■ WORK TO DO: Go through the material below and copy all lines with "this".

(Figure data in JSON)
[BEGIN]

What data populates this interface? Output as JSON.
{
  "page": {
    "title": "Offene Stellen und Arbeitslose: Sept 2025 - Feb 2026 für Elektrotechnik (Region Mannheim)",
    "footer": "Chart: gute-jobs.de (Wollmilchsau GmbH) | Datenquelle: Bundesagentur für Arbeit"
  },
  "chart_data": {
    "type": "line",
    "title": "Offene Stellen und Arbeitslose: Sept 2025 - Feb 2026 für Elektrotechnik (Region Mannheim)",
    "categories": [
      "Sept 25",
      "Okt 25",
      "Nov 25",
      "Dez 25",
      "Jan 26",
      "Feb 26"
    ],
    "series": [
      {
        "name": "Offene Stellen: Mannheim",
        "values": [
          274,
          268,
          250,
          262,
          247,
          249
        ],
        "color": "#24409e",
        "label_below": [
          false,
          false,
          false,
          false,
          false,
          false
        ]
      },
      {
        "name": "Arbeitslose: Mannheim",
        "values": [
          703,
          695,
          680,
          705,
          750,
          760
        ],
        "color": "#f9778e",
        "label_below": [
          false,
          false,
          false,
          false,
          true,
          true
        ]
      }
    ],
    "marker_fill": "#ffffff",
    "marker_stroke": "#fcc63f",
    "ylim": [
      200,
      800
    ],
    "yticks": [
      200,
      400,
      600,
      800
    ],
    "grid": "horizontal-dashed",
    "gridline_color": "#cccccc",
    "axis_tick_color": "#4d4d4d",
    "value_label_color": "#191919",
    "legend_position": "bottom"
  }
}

[END]
[BEGIN]

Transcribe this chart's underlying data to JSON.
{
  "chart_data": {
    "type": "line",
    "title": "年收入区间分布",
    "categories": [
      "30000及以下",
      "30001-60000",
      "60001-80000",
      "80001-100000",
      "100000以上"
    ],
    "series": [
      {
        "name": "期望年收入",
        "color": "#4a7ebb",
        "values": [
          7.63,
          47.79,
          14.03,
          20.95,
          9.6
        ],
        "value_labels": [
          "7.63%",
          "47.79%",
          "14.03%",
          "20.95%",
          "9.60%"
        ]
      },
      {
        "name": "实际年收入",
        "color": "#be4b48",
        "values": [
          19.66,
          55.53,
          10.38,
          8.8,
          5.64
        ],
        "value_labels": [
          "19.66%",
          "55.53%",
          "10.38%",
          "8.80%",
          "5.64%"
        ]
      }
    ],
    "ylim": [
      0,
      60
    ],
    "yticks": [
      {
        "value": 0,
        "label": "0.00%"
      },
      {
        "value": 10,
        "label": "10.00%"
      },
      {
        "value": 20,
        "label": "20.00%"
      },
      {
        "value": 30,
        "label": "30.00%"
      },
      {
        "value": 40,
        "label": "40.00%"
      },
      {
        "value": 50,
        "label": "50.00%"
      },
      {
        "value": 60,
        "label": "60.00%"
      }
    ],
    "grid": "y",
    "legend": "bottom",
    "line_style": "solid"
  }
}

[END]

■ WRITTEN SOLUTION:
What data populates this interface? Output as JSON.
Transcribe this chart's underlying data to JSON.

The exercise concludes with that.